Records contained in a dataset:
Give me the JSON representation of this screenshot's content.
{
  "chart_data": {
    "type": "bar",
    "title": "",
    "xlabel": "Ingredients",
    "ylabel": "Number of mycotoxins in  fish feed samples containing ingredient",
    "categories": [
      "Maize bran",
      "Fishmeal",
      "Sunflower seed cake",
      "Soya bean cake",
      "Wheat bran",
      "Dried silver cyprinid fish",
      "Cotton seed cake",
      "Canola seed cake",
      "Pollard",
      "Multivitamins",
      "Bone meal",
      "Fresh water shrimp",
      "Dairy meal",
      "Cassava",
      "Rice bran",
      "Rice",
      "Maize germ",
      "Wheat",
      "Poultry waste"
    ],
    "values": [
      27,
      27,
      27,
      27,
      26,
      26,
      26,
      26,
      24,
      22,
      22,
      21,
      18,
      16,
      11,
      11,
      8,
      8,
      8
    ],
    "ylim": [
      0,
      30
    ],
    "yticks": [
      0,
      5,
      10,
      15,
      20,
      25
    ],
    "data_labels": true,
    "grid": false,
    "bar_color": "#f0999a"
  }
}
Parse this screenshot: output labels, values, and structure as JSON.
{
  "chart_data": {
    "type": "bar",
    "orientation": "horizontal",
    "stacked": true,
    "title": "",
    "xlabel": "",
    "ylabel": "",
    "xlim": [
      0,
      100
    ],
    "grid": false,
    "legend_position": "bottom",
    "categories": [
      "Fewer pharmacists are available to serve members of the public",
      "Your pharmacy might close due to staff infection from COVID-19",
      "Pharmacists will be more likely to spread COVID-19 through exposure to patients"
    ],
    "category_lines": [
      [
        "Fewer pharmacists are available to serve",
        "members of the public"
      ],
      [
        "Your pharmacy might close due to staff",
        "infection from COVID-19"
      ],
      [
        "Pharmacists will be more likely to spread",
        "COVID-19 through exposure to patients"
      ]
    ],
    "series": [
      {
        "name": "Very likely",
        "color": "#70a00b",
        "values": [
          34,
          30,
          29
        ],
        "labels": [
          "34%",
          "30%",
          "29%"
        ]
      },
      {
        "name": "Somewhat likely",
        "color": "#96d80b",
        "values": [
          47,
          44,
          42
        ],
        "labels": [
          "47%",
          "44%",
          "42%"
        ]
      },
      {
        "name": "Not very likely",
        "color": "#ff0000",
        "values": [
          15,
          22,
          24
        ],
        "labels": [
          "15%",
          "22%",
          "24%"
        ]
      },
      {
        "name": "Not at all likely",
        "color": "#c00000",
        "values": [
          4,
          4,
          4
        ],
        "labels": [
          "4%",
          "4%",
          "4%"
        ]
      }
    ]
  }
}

**What the task asks**
Search the data for the word "name" and copy each line where it appears.

**Response below**
        "name": "Very likely",
        "name": "Somewhat likely",
        "name": "Not very likely",
        "name": "Not at all likely",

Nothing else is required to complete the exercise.